■ Objective
Every record must be written out once more, with nothing added or omitted.

Data records:
━━━━━━━━━━━━━━━━

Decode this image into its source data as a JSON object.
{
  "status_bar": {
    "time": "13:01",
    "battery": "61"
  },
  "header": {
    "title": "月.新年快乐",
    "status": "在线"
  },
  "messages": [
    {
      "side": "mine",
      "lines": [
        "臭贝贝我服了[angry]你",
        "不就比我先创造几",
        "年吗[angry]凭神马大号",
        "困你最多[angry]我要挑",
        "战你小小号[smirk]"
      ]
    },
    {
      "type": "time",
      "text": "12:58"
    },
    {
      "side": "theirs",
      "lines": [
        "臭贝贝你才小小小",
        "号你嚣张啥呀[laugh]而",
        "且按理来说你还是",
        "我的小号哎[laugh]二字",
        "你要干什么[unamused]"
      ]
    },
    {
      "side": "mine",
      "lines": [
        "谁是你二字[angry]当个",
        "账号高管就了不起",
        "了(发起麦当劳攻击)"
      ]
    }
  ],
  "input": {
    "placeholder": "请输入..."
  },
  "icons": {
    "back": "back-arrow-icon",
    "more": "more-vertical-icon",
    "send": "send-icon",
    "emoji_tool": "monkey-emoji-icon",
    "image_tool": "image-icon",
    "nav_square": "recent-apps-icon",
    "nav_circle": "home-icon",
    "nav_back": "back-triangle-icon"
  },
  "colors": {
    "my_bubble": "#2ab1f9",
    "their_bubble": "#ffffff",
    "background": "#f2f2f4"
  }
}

━━━━━━━━━━━━━━━━

■ Solution below
Decode this image into its source data as a JSON object.
{
  "status_bar": {
    "time": "13:01",
    "battery": "61"
  },
  "header": {
    "title": "月.新年快乐",
    "status": "在线"
  },
  "messages": [
    {
      "side": "mine",
      "lines": [
        "臭贝贝我服了[angry]你",
        "不就比我先创造几",
        "年吗[angry]凭神马大号",
        "困你最多[angry]我要挑",
        "战你小小号[smirk]"
      ]
    },
    {
      "type": "time",
      "text": "12:58"
    },
    {
      "side": "theirs",
      "lines": [
        "臭贝贝你才小小小",
        "号你嚣张啥呀[laugh]而",
        "且按理来说你还是",
        "我的小号哎[laugh]二字",
        "你要干什么[unamused]"
      ]
    },
    {
      "side": "mine",
      "lines": [
        "谁是你二字[angry]当个",
        "账号高管就了不起",
        "了(发起麦当劳攻击)"
      ]
    }
  ],
  "input": {
    "placeholder": "请输入..."
  },
  "icons": {
    "back": "back-arrow-icon",
    "more": "more-vertical-icon",
    "send": "send-icon",
    "emoji_tool": "monkey-emoji-icon",
    "image_tool": "image-icon",
    "nav_square": "recent-apps-icon",
    "nav_circle": "home-icon",
    "nav_back": "back-triangle-icon"
  },
  "colors": {
    "my_bubble": "#2ab1f9",
    "their_bubble": "#ffffff",
    "background": "#f2f2f4"
  }
}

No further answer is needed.